### Exercise passage
Metastasis, the process by which primary tumor cells disseminate throughout the body and colonize distant organs, continues to be the principal cause of cancer-associated death. Although our understanding of the biology underlying metastasis has advanced significantly in recent years, there is still a lack of effective therapies available for treating this disease. In light of this unmet clinical need, my thesis has focused on establishing whether autophagy, a cellular stress response pathway, may be a novel therapeutic target for treating cancer metastasis.
Autophagy is an evolutionarily conserved process that involves the formation of a double-membrane vesicle, the autophagosome, which consumes cellular constituents and delivers them to the lysosome for degradation. Autophagy is well-recognized to be a crucial regulator of tumorigenesis. Moreover, roles for autophagy in regulating metastatic phenotypes, such as adhesion-independent growth and survival and tumor cell invasion and migration have emerged. However, the mechanisms underlying regulation of these metastasis traits by autophagy are poorly understood, and it is not known precisely how autophagy regulates in vivo cancer metastasis.
Here, I investigate the cell biological mechanisms through which autophagy regulates cell migration. I find that autophagy is required for the efficient assembly and disassembly, or turnover, of integrin-based cell-matrix focal adhesions (FAs) in motile cells, and I uncover that the autophagy cargo receptor NBR1, which mediates targeting of autophagosomes to their substrates, acts as a key mediator of cell migration and autophagy-dependent FA disassembly. Collectively, these findings point to a molecular mechanism of NBR1-mediated selective autophagy in directly regulating FA turnover during migration.
I also explored the role of autophagy during in vivo cancer metastasis. Despite extensive data suggesting autophagy would function to promote metastasis, I find that autophagy functions as a metastasis suppressor. In addition, autophagy does not impact growth or viability of established metastatic tumors, suggesting it regulates stages of metastasis prior to overt secondary tumor growth. Finally, I identify the autophagy cargo receptor, NBR1, as a novel metastasis promoter. Because NBR1 is itself degraded by autophagy, overall, these results hint at an unexpected model in which NBR1 accumulation upon autophagy inhibition drives metastasis.

### Provided material
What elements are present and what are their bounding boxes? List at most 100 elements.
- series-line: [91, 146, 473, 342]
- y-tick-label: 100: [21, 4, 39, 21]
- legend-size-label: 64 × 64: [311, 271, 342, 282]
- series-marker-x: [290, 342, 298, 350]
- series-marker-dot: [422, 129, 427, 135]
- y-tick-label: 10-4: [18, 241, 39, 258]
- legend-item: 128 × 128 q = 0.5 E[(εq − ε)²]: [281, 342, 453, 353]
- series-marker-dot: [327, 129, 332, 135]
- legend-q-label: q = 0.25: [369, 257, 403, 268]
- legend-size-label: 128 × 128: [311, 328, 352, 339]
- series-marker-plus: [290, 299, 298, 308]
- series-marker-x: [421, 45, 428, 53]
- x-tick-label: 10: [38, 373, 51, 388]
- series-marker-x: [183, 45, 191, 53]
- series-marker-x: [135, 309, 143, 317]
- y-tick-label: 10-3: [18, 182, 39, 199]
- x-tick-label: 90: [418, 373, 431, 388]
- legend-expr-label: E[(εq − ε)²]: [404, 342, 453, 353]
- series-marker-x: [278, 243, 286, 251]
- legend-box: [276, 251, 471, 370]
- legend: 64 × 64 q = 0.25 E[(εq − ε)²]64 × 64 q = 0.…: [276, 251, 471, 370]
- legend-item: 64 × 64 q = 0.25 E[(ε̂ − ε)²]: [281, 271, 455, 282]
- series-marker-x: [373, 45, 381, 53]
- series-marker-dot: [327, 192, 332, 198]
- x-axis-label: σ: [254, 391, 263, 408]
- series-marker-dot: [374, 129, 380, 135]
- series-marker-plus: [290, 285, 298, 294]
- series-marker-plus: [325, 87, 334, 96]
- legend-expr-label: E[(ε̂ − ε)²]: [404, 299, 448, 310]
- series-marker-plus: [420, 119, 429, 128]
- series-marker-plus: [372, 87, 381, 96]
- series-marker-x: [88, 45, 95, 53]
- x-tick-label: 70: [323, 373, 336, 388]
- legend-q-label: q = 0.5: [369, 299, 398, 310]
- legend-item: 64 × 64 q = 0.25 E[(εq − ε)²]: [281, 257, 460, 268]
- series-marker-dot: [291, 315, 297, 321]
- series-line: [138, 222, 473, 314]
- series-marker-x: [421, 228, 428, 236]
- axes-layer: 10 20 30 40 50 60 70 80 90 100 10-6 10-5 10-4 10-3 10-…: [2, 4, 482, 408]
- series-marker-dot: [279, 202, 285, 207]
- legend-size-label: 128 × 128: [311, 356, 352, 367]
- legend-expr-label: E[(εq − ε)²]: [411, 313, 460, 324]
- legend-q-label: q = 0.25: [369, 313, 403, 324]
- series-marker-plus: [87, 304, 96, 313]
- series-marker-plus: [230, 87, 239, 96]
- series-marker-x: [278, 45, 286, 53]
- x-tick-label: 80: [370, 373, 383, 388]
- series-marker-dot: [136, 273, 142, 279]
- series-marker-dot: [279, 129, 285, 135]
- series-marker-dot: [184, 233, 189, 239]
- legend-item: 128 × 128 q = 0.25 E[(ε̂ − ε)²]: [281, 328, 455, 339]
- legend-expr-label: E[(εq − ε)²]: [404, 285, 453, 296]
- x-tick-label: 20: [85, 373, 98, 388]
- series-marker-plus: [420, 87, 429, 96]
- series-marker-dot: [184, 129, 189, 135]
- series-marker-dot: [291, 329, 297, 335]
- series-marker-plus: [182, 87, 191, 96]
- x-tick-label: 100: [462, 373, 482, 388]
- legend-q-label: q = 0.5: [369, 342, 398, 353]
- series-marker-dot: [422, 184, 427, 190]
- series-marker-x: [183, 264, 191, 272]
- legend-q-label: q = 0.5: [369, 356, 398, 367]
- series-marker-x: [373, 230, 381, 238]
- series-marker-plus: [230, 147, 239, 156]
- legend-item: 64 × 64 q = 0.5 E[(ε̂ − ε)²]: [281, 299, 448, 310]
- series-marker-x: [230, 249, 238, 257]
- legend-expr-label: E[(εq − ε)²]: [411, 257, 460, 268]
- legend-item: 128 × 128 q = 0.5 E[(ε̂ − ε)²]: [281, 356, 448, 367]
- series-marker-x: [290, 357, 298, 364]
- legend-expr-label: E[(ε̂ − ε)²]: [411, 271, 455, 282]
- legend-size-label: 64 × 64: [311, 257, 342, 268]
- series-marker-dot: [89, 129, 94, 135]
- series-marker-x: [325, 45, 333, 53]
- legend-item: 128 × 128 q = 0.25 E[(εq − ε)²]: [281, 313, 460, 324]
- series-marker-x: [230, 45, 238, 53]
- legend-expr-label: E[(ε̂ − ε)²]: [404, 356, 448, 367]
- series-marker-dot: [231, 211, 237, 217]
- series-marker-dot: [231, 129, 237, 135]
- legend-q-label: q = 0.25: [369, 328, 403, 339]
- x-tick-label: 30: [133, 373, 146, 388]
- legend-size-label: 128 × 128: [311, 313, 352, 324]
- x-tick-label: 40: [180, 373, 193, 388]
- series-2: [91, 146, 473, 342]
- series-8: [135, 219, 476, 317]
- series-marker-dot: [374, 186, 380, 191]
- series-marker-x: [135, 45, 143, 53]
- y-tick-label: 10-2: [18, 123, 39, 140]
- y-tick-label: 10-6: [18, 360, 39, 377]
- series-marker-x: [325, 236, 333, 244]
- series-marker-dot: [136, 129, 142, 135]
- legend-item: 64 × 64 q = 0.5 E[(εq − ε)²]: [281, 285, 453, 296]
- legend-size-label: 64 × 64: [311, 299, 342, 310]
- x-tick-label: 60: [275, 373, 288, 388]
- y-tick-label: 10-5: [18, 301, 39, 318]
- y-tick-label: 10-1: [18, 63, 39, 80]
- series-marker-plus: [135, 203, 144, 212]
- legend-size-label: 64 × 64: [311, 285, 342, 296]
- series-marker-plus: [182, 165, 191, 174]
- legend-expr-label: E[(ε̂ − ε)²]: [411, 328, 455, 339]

### Assigned task
Write out the full thesis abstract on autophagy and metastasis word for word. The material above stands apart from the thesis abstract on autophagy and metastasis.

### Exercise output
Metastasis, the process by which primary tumor cells disseminate throughout the body and colonize distant organs, continues to be the principal cause of cancer-associated death. Although our understanding of the biology underlying metastasis has advanced significantly in recent years, there is still a lack of effective therapies available for treating this disease. In light of this unmet clinical need, my thesis has focused on establishing whether autophagy, a cellular stress response pathway, may be a novel therapeutic target for treating cancer metastasis.
Autophagy is an evolutionarily conserved process that involves the formation of a double-membrane vesicle, the autophagosome, which consumes cellular constituents and delivers them to the lysosome for degradation. Autophagy is well-recognized to be a crucial regulator of tumorigenesis. Moreover, roles for autophagy in regulating metastatic phenotypes, such as adhesion-independent growth and survival and tumor cell invasion and migration have emerged. However, the mechanisms underlying regulation of these metastasis traits by autophagy are poorly understood, and it is not known precisely how autophagy regulates in vivo cancer metastasis.
Here, I investigate the cell biological mechanisms through which autophagy regulates cell migration. I find that autophagy is required for the efficient assembly and disassembly, or turnover, of integrin-based cell-matrix focal adhesions (FAs) in motile cells, and I uncover that the autophagy cargo receptor NBR1, which mediates targeting of autophagosomes to their substrates, acts as a key mediator of cell migration and autophagy-dependent FA disassembly. Collectively, these findings point to a molecular mechanism of NBR1-mediated selective autophagy in directly regulating FA turnover during migration.
I also explored the role of autophagy during in vivo cancer metastasis. Despite extensive data suggesting autophagy would function to promote metastasis, I find that autophagy functions as a metastasis suppressor. In addition, autophagy does not impact growth or viability of established metastatic tumors, suggesting it regulates stages of metastasis prior to overt secondary tumor growth. Finally, I identify the autophagy cargo receptor, NBR1, as a novel metastasis promoter. Because NBR1 is itself degraded by autophagy, overall, these results hint at an unexpected model in which NBR1 accumulation upon autophagy inhibition drives metastasis.